====== MATERIAL FOR THE TASK
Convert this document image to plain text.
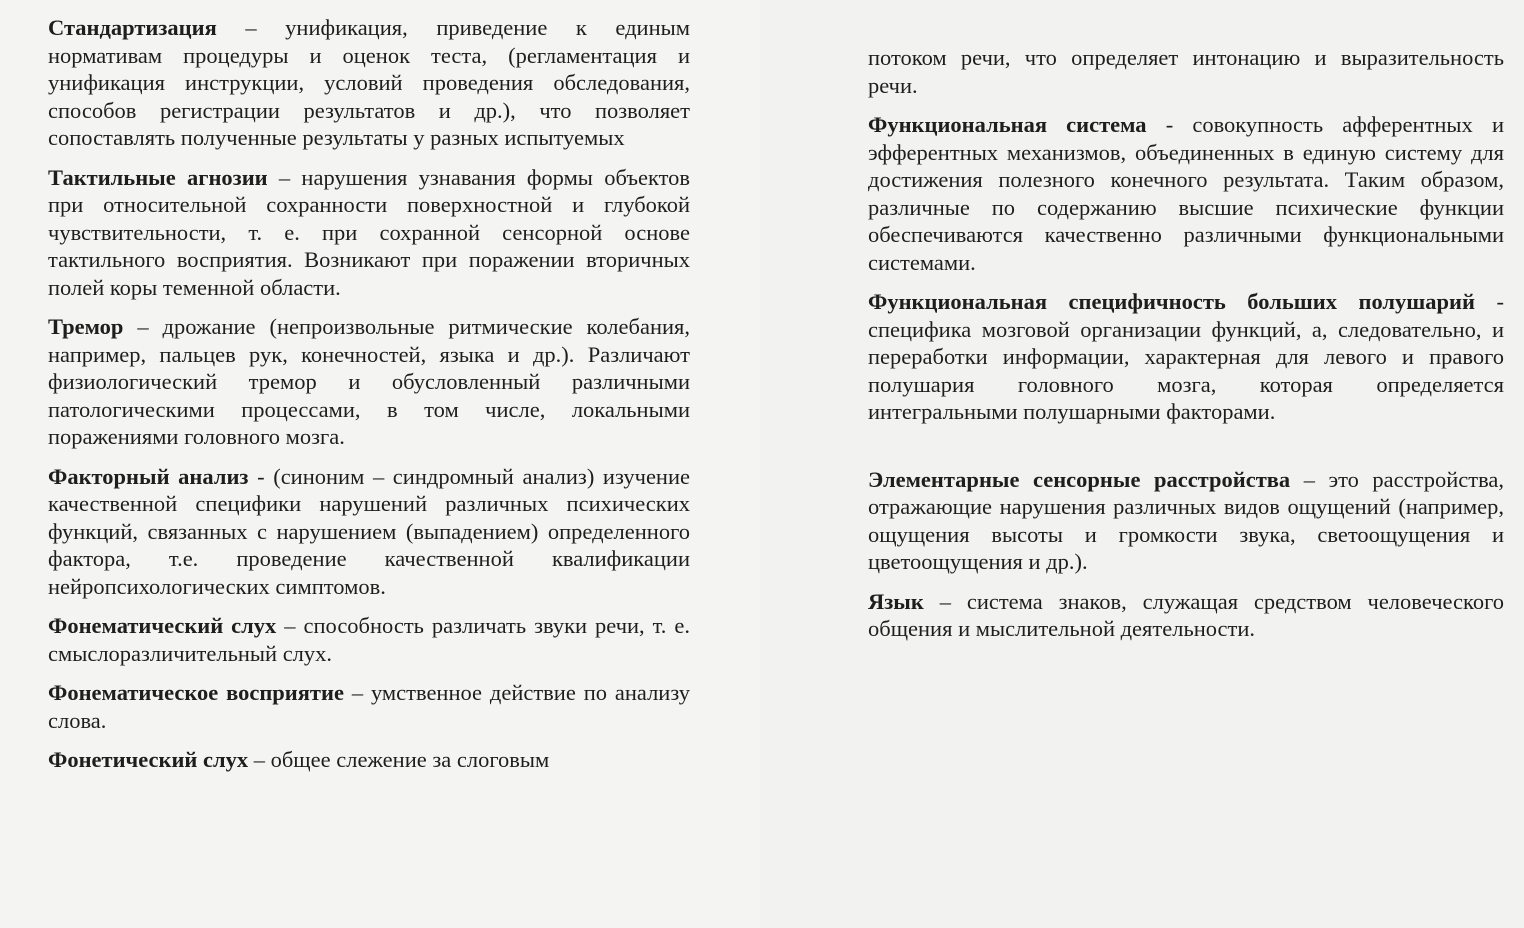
Стандартизация – унификация, приведение к единым нормативам процедуры и оценок теста, (регламентация и унификация инструкции, условий проведения обследования, способов регистрации результатов и др.), что позволяет сопоставлять полученные результаты у разных испытуемых

Тактильные агнозии – нарушения узнавания формы объектов при относительной сохранности поверхностной и глубокой чувствительности, т. е. при сохранной сенсорной основе тактильного восприятия. Возникают при поражении вторичных полей коры теменной области.

Тремор – дрожание (непроизвольные ритмические колебания, например, пальцев рук, конечностей, языка и др.). Различают физиологический тремор и обусловленный различными патологическими процессами, в том числе, локальными поражениями головного мозга.

Факторный анализ - (синоним – синдромный анализ) изучение качественной специфики нарушений различных психических функций, связанных с нарушением (выпадением) определенного фактора, т.е. проведение качественной квалификации нейропсихологических симптомов.

Фонематический слух – способность различать звуки речи, т. е. смыслоразличительный слух.

Фонематическое восприятие – умственное действие по анализу слова.

Фонетический слух – общее слежение за слоговым

потоком речи, что определяет интонацию и выразительность речи.

Функциональная система - совокупность афферентных и эфферентных механизмов, объединенных в единую систему для достижения полезного конечного результата. Таким образом, различные по содержанию высшие психические функции обеспечиваются качественно различными функциональными системами.

Функциональная специфичность больших полушарий - специфика мозговой организации функций, а, следовательно, и переработки информации, характерная для левого и правого полушария головного мозга, которая определяется интегральными полушарными факторами.

Элементарные сенсорные расстройства – это расстройства, отражающие нарушения различных видов ощущений (например, ощущения высоты и громкости звука, светоощущения и цветоощущения и др.).

Язык – система знаков, служащая средством человеческого общения и мыслительной деятельности.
============
GOAL:
Transcribe all of the material exactly, leaving out whatever pictures it contains.

RESULT OF THE TASK:
Convert this document image to plain text.
Стандартизация – унификация, приведение к единым нормативам процедуры и оценок теста, (регламентация и унификация инструкции, условий проведения обследования, способов регистрации результатов и др.), что позволяет сопоставлять полученные результаты у разных испытуемых

Тактильные агнозии – нарушения узнавания формы объектов при относительной сохранности поверхностной и глубокой чувствительности, т. е. при сохранной сенсорной основе тактильного восприятия. Возникают при поражении вторичных полей коры теменной области.

Тремор – дрожание (непроизвольные ритмические колебания, например, пальцев рук, конечностей, языка и др.). Различают физиологический тремор и обусловленный различными патологическими процессами, в том числе, локальными поражениями головного мозга.

Факторный анализ - (синоним – синдромный анализ) изучение качественной специфики нарушений различных психических функций, связанных с нарушением (выпадением) определенного фактора, т.е. проведение качественной квалификации нейропсихологических симптомов.

Фонематический слух – способность различать звуки речи, т. е. смыслоразличительный слух.

Фонематическое восприятие – умственное действие по анализу слова.

Фонетический слух – общее слежение за слоговым

потоком речи, что определяет интонацию и выразительность речи.

Функциональная система - совокупность афферентных и эфферентных механизмов, объединенных в единую систему для достижения полезного конечного результата. Таким образом, различные по содержанию высшие психические функции обеспечиваются качественно различными функциональными системами.

Функциональная специфичность больших полушарий - специфика мозговой организации функций, а, следовательно, и переработки информации, характерная для левого и правого полушария головного мозга, которая определяется интегральными полушарными факторами.

Элементарные сенсорные расстройства – это расстройства, отражающие нарушения различных видов ощущений (например, ощущения высоты и громкости звука, светоощущения и цветоощущения и др.).

Язык – система знаков, служащая средством человеческого общения и мыслительной деятельности.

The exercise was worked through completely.